-- start Dataset excerpts --

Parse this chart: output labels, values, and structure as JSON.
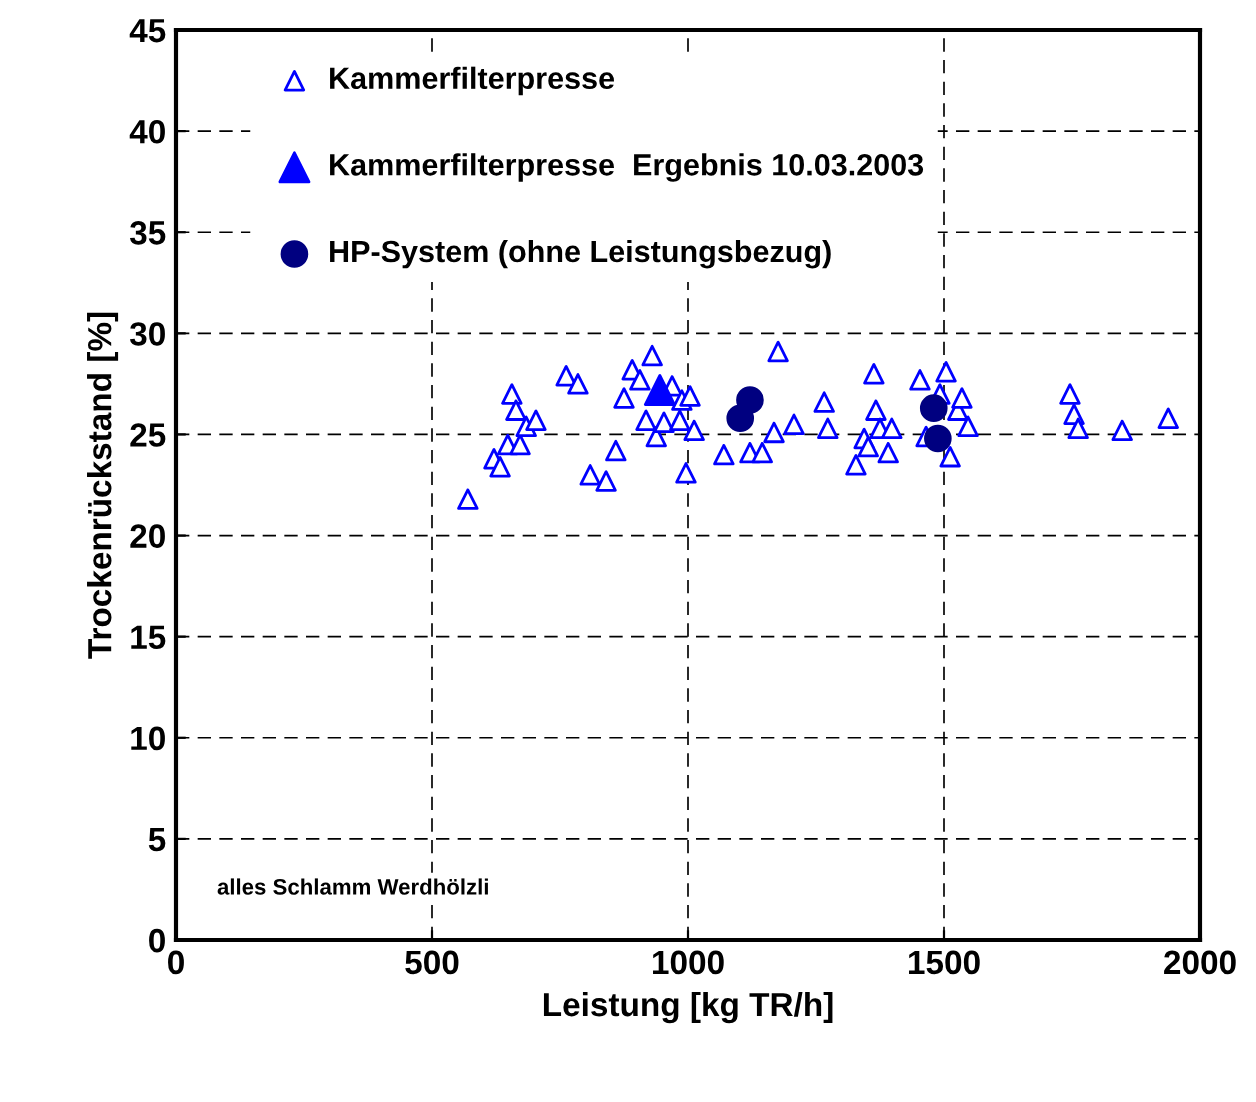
{
  "chart_data": {
    "type": "scatter",
    "xlabel": "Leistung [kg TR/h]",
    "ylabel": "Trockenrückstand [%]",
    "xlim": [
      0,
      2000
    ],
    "xticks": [
      0,
      500,
      1000,
      1500,
      2000
    ],
    "ylim": [
      0,
      45
    ],
    "yticks": [
      0,
      5,
      10,
      15,
      20,
      25,
      30,
      35,
      40,
      45
    ],
    "grid": true,
    "legend": "top left",
    "annotations": [
      "alles Schlamm Werdhölzli"
    ],
    "series": [
      {
        "name": "Kammerfilterpresse",
        "color": "#0000ff",
        "marker": "triangle",
        "x": [
          570,
          621,
          633,
          648,
          656,
          664,
          672,
          684,
          703,
          762,
          785,
          809,
          840,
          859,
          875,
          891,
          906,
          918,
          930,
          938,
          953,
          969,
          984,
          988,
          996,
          1004,
          1012,
          1070,
          1121,
          1145,
          1168,
          1176,
          1207,
          1266,
          1273,
          1328,
          1344,
          1352,
          1363,
          1367,
          1375,
          1391,
          1398,
          1453,
          1465,
          1492,
          1504,
          1512,
          1527,
          1535,
          1547,
          1746,
          1754,
          1762,
          1848,
          1938
        ],
        "values": [
          21.8,
          23.8,
          23.4,
          24.5,
          27.0,
          26.2,
          24.5,
          25.4,
          25.7,
          27.9,
          27.5,
          23.0,
          22.7,
          24.2,
          26.8,
          28.2,
          27.7,
          25.7,
          28.9,
          24.9,
          25.6,
          27.4,
          25.7,
          26.7,
          23.1,
          26.9,
          25.2,
          24.0,
          24.1,
          24.1,
          25.1,
          29.1,
          25.5,
          26.6,
          25.3,
          23.5,
          24.8,
          24.4,
          28.0,
          26.2,
          25.3,
          24.1,
          25.3,
          27.7,
          24.9,
          27.0,
          28.1,
          23.9,
          26.2,
          26.8,
          25.4,
          27.0,
          26.0,
          25.3,
          25.2,
          25.8
        ]
      },
      {
        "name": "Kammerfilterpresse  Ergebnis 10.03.2003",
        "color": "#0000ff",
        "marker": "triangle",
        "x": [
          945
        ],
        "values": [
          27.2
        ]
      },
      {
        "name": "HP-System (ohne Leistungsbezug)",
        "color": "#000080",
        "marker": "circle",
        "x": [
          1102,
          1121,
          1480,
          1488
        ],
        "values": [
          25.8,
          26.7,
          26.3,
          24.8
        ]
      }
    ]
  }
}
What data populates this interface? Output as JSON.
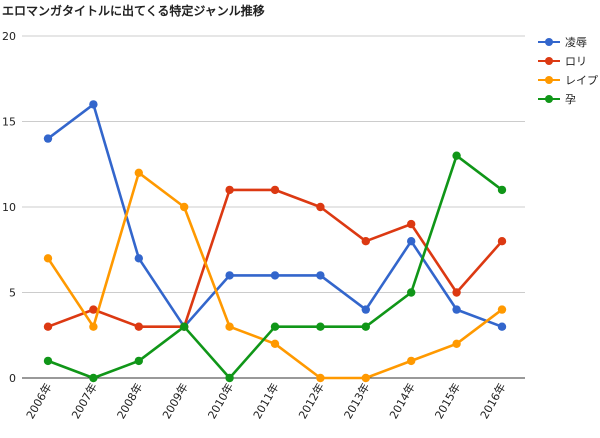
{
  "title": "エロマンガタイトルに出てくる特定ジャンル推移",
  "chart_data": {
    "type": "line",
    "title": "エロマンガタイトルに出てくる特定ジャンル推移",
    "categories": [
      "2006年",
      "2007年",
      "2008年",
      "2009年",
      "2010年",
      "2011年",
      "2012年",
      "2013年",
      "2014年",
      "2015年",
      "2016年"
    ],
    "ylim": [
      0,
      20
    ],
    "yticks": [
      "0",
      "5",
      "10",
      "15",
      "20"
    ],
    "grid": true,
    "legend_position": "right",
    "series": [
      {
        "name": "凌辱",
        "color": "#3366cc",
        "values": [
          14,
          16,
          7,
          3,
          6,
          6,
          6,
          4,
          8,
          4,
          3
        ]
      },
      {
        "name": "ロリ",
        "color": "#dc3912",
        "values": [
          3,
          4,
          3,
          3,
          11,
          11,
          10,
          8,
          9,
          5,
          8
        ]
      },
      {
        "name": "レイプ",
        "color": "#ff9900",
        "values": [
          7,
          3,
          12,
          10,
          3,
          2,
          0,
          0,
          1,
          2,
          4
        ]
      },
      {
        "name": "孕",
        "color": "#109618",
        "values": [
          1,
          0,
          1,
          3,
          0,
          3,
          3,
          3,
          5,
          13,
          11
        ]
      }
    ]
  }
}
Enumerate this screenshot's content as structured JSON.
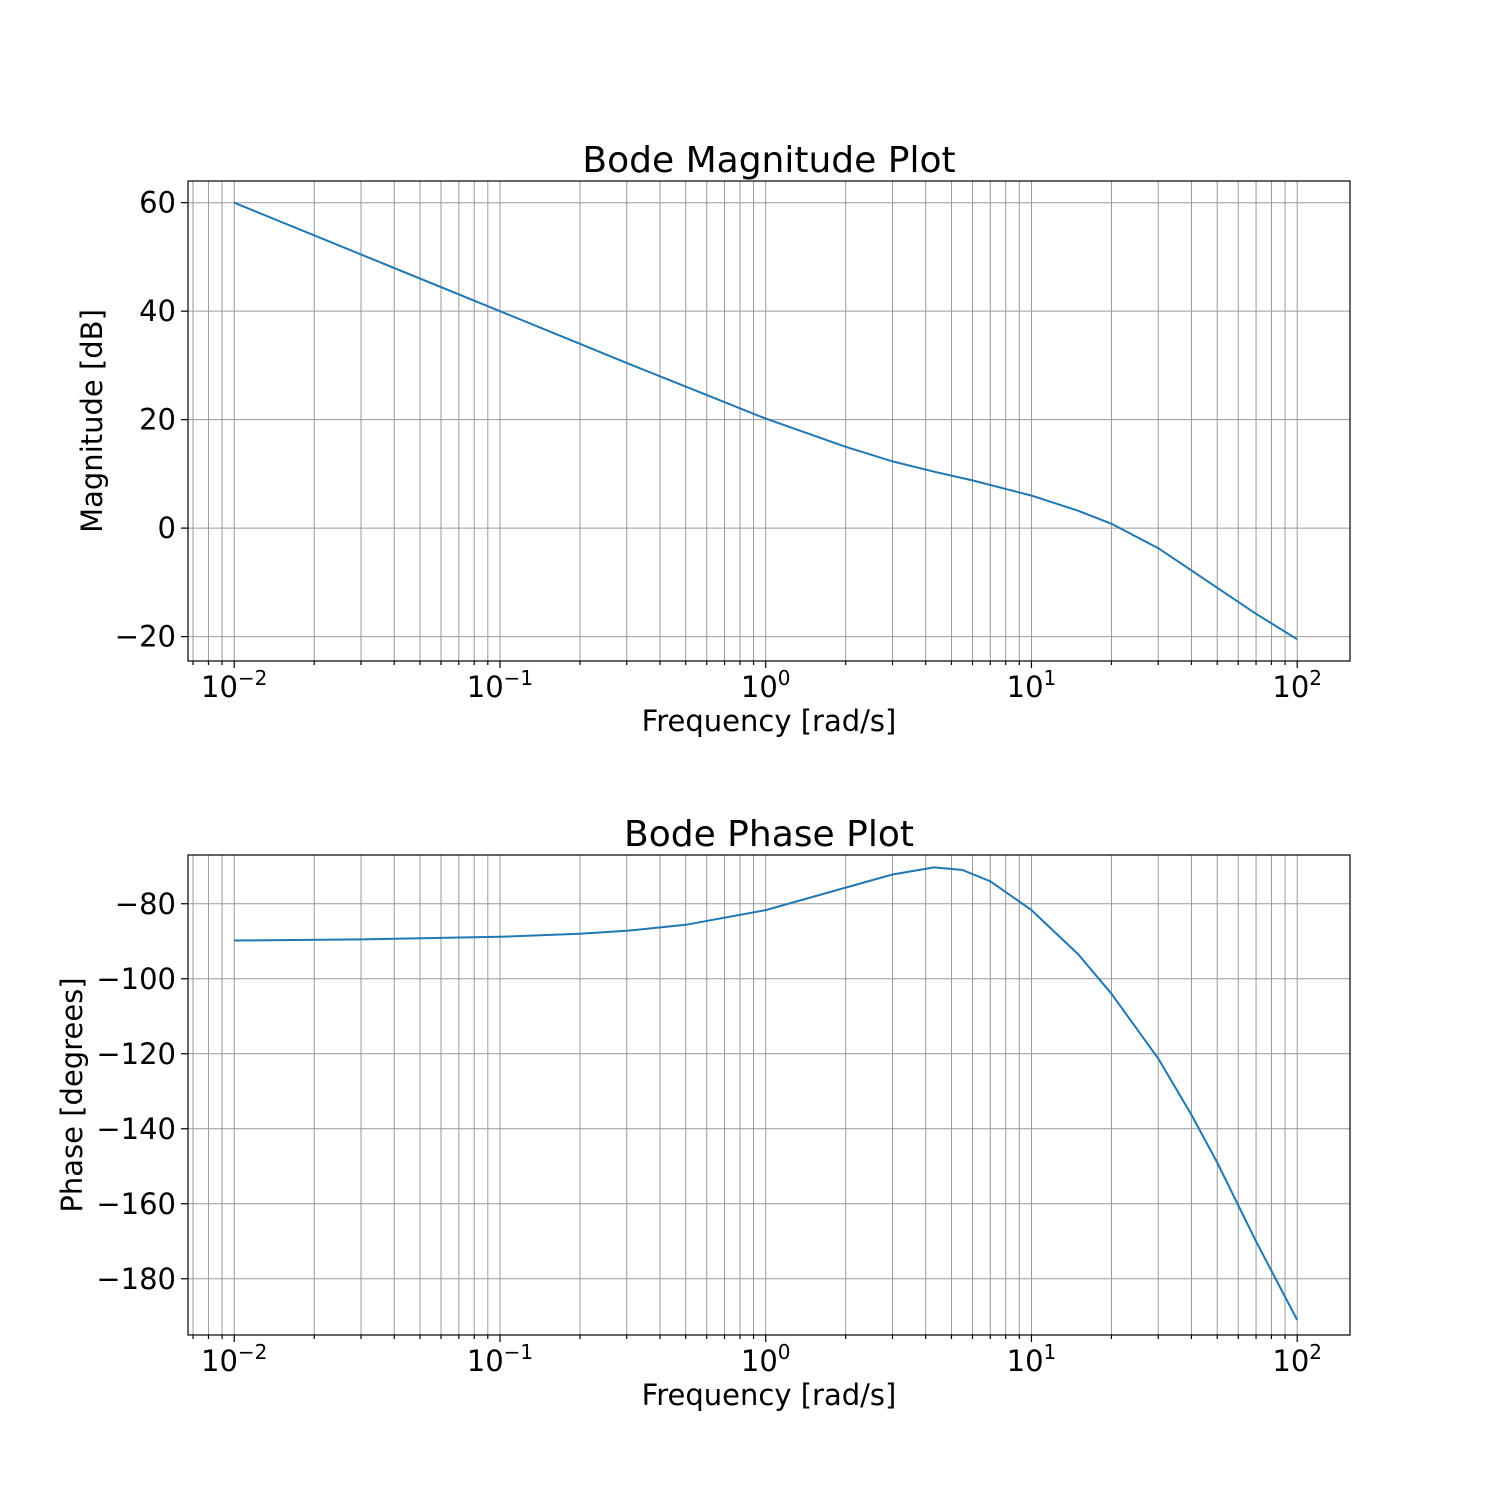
{
  "colors": {
    "series": "#1f77b4",
    "grid": "#9a9a9a",
    "background": "#ffffff"
  },
  "chart_data": [
    {
      "type": "line",
      "title": "Bode Magnitude Plot",
      "xlabel": "Frequency [rad/s]",
      "ylabel": "Magnitude [dB]",
      "xscale": "log",
      "xlim": [
        0.0067,
        158
      ],
      "ylim": [
        -24.5,
        64
      ],
      "grid": "both major and minor",
      "xticks": [
        {
          "base": "10",
          "exp": "−2",
          "value": 0.01
        },
        {
          "base": "10",
          "exp": "−1",
          "value": 0.1
        },
        {
          "base": "10",
          "exp": "0",
          "value": 1
        },
        {
          "base": "10",
          "exp": "1",
          "value": 10
        },
        {
          "base": "10",
          "exp": "2",
          "value": 100
        }
      ],
      "yticks": [
        {
          "label": "60",
          "value": 60
        },
        {
          "label": "40",
          "value": 40
        },
        {
          "label": "20",
          "value": 20
        },
        {
          "label": "0",
          "value": 0
        },
        {
          "label": "−20",
          "value": -20
        }
      ],
      "series": [
        {
          "x": [
            0.01,
            0.0316,
            0.1,
            0.316,
            1,
            2,
            3,
            4.3,
            6,
            10,
            15,
            20,
            30,
            45,
            70,
            100
          ],
          "y": [
            60,
            50,
            40,
            30,
            20.2,
            15.0,
            12.3,
            10.4,
            8.8,
            6.0,
            3.2,
            0.8,
            -3.7,
            -9.5,
            -15.8,
            -20.5
          ]
        }
      ]
    },
    {
      "type": "line",
      "title": "Bode Phase Plot",
      "xlabel": "Frequency [rad/s]",
      "ylabel": "Phase [degrees]",
      "xscale": "log",
      "xlim": [
        0.0067,
        158
      ],
      "ylim": [
        -195,
        -67
      ],
      "grid": "both major and minor",
      "xticks": [
        {
          "base": "10",
          "exp": "−2",
          "value": 0.01
        },
        {
          "base": "10",
          "exp": "−1",
          "value": 0.1
        },
        {
          "base": "10",
          "exp": "0",
          "value": 1
        },
        {
          "base": "10",
          "exp": "1",
          "value": 10
        },
        {
          "base": "10",
          "exp": "2",
          "value": 100
        }
      ],
      "yticks": [
        {
          "label": "−80",
          "value": -80
        },
        {
          "label": "−100",
          "value": -100
        },
        {
          "label": "−120",
          "value": -120
        },
        {
          "label": "−140",
          "value": -140
        },
        {
          "label": "−160",
          "value": -160
        },
        {
          "label": "−180",
          "value": -180
        }
      ],
      "series": [
        {
          "x": [
            0.01,
            0.03,
            0.1,
            0.2,
            0.3,
            0.5,
            1,
            2,
            3,
            4.3,
            5.5,
            7,
            10,
            15,
            20,
            30,
            40,
            50,
            70,
            100
          ],
          "y": [
            -89.8,
            -89.5,
            -88.8,
            -88.0,
            -87.2,
            -85.6,
            -81.7,
            -75.7,
            -72.2,
            -70.3,
            -71.0,
            -74.0,
            -81.7,
            -93.5,
            -104.0,
            -121.3,
            -136.3,
            -149.0,
            -170.0,
            -191.0
          ]
        }
      ]
    }
  ]
}
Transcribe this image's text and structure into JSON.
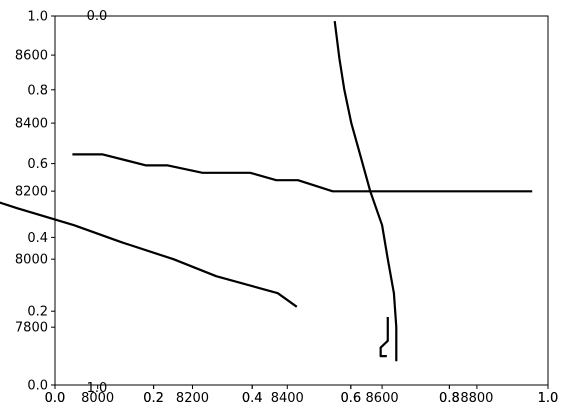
{
  "chart_data": [
    {
      "type": "line",
      "title": "",
      "xlabel": "",
      "ylabel": "",
      "xlim": [
        0,
        1
      ],
      "ylim": [
        0,
        1
      ],
      "xticks": [
        "0.0",
        "0.2",
        "0.4",
        "0.6",
        "0.8",
        "1.0"
      ],
      "yticks": [
        "0.0",
        "0.2",
        "0.4",
        "0.6",
        "0.8",
        "1.0"
      ],
      "grid": false
    },
    {
      "type": "line",
      "title": "",
      "xlabel": "",
      "ylabel": "",
      "xlim": [
        0,
        1
      ],
      "ylim": [
        0,
        1
      ],
      "xticks": [
        "0.0",
        "0.2",
        "0.4",
        "0.6",
        "0.8",
        "1.0"
      ],
      "yticks": [],
      "grid": false
    },
    {
      "type": "line",
      "title": "",
      "xlabel": "",
      "ylabel": "",
      "xlim": [
        7910,
        8950
      ],
      "ylim": [
        0,
        1
      ],
      "xticks": [
        "8000",
        "8200",
        "8400",
        "8600",
        "8800"
      ],
      "yticks": [
        "0.0",
        "1.0"
      ],
      "grid": false,
      "series": [
        {
          "x": [
            8630,
            8630,
            8625,
            8612,
            8600,
            8575,
            8555,
            8535,
            8520,
            8510,
            8500
          ],
          "y": [
            7700,
            7800,
            7900,
            8000,
            8100,
            8200,
            8300,
            8400,
            8500,
            8590,
            8700
          ]
        }
      ]
    },
    {
      "type": "line",
      "title": "",
      "xlabel": "",
      "ylabel": "",
      "xlim": [
        0,
        1
      ],
      "ylim": [
        7630,
        8715
      ],
      "xticks": [],
      "yticks": [
        "7800",
        "8000",
        "8200",
        "8400",
        "8600"
      ],
      "grid": false,
      "series": [
        {
          "x": [
            8420,
            8380,
            8250,
            8160,
            8050,
            7950,
            7830,
            7720,
            7610,
            7550,
            7480,
            7400,
            7290,
            7180,
            7040
          ],
          "y": [
            7860,
            7900,
            7950,
            8000,
            8050,
            8100,
            8150,
            8200,
            8250,
            8300,
            8350,
            8400,
            8450,
            8500,
            8600
          ]
        }
      ]
    },
    {
      "type": "line",
      "title": "",
      "xlabel": "",
      "ylabel": "",
      "xlim": [
        0,
        1
      ],
      "ylim": [
        0,
        1
      ],
      "xticks": [],
      "yticks": [],
      "grid": false,
      "series": [
        {
          "x": [
            0.04,
            0.11,
            0.21,
            0.26,
            0.34,
            0.45,
            0.51,
            0.56,
            0.64,
            0.74,
            0.87,
            1.0,
            1.1
          ],
          "y": [
            0.625,
            0.625,
            0.595,
            0.595,
            0.575,
            0.575,
            0.555,
            0.555,
            0.525,
            0.525,
            0.525,
            0.525,
            0.525
          ]
        }
      ]
    }
  ]
}
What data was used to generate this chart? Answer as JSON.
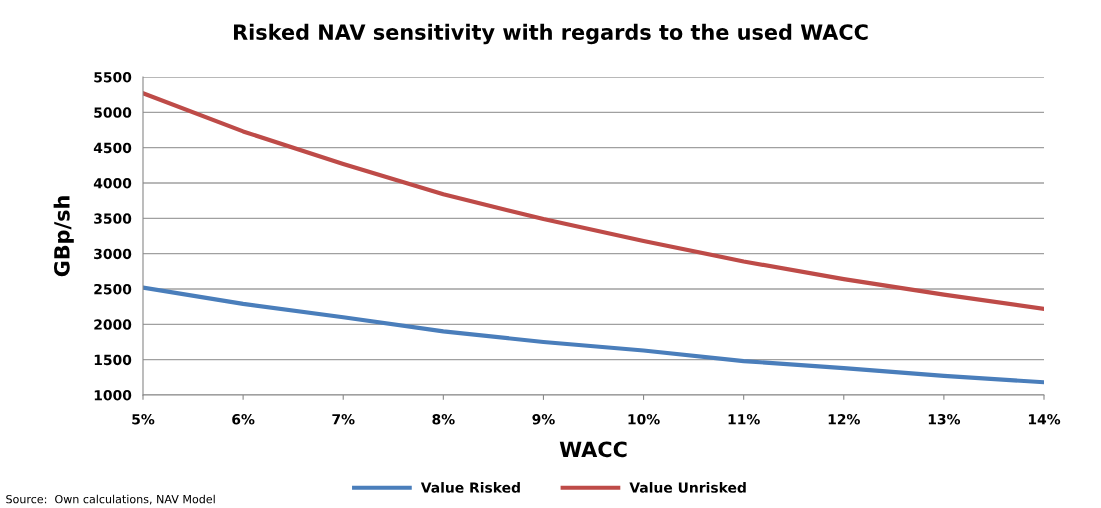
{
  "chart_data": {
    "type": "line",
    "title": "Risked NAV sensitivity with regards to the used WACC",
    "xlabel": "WACC",
    "ylabel": "GBp/sh",
    "categories": [
      "5%",
      "6%",
      "7%",
      "8%",
      "9%",
      "10%",
      "11%",
      "12%",
      "13%",
      "14%"
    ],
    "series": [
      {
        "name": "Value Risked",
        "color": "#4a7ebb",
        "values": [
          2520,
          2290,
          2100,
          1900,
          1750,
          1630,
          1480,
          1380,
          1270,
          1180
        ]
      },
      {
        "name": "Value Unrisked",
        "color": "#be4b48",
        "values": [
          5270,
          4730,
          4270,
          3840,
          3490,
          3180,
          2890,
          2640,
          2420,
          2220
        ]
      }
    ],
    "ylim": [
      1000,
      5500
    ],
    "yticks": [
      1000,
      1500,
      2000,
      2500,
      3000,
      3500,
      4000,
      4500,
      5000,
      5500
    ],
    "grid": "y",
    "legend": "bottom",
    "marker": "none",
    "line_style": "solid",
    "annotations": [
      "Source:  Own calculations, NAV Model"
    ]
  }
}
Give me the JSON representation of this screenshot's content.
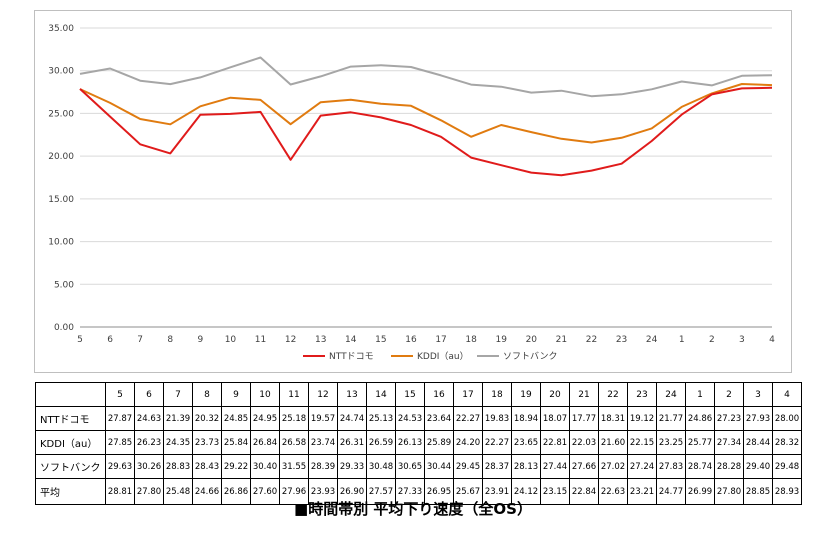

-- end Dataset excerpts --

▸ Given exercise: In the listing, find all lines with the string "content" and copy them.

▸ Reply:
Enumerate this screenshot's content as structured JSON.
Give me the JSON representation of this screenshot's content.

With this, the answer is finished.